- **Requirement**: Extract every record, keeping each one exactly as it is.

- **Dataset records**:
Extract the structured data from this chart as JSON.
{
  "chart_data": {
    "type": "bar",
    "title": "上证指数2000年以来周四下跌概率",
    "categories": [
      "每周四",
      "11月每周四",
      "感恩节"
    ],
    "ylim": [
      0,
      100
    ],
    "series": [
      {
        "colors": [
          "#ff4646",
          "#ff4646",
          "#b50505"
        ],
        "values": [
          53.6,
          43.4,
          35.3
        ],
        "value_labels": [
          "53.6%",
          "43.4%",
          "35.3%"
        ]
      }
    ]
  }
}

- **Expected output**:
Extract the structured data from this chart as JSON.
{
  "chart_data": {
    "type": "bar",
    "title": "上证指数2000年以来周四下跌概率",
    "categories": [
      "每周四",
      "11月每周四",
      "感恩节"
    ],
    "ylim": [
      0,
      100
    ],
    "series": [
      {
        "colors": [
          "#ff4646",
          "#ff4646",
          "#b50505"
        ],
        "values": [
          53.6,
          43.4,
          35.3
        ],
        "value_labels": [
          "53.6%",
          "43.4%",
          "35.3%"
        ]
      }
    ]
  }
}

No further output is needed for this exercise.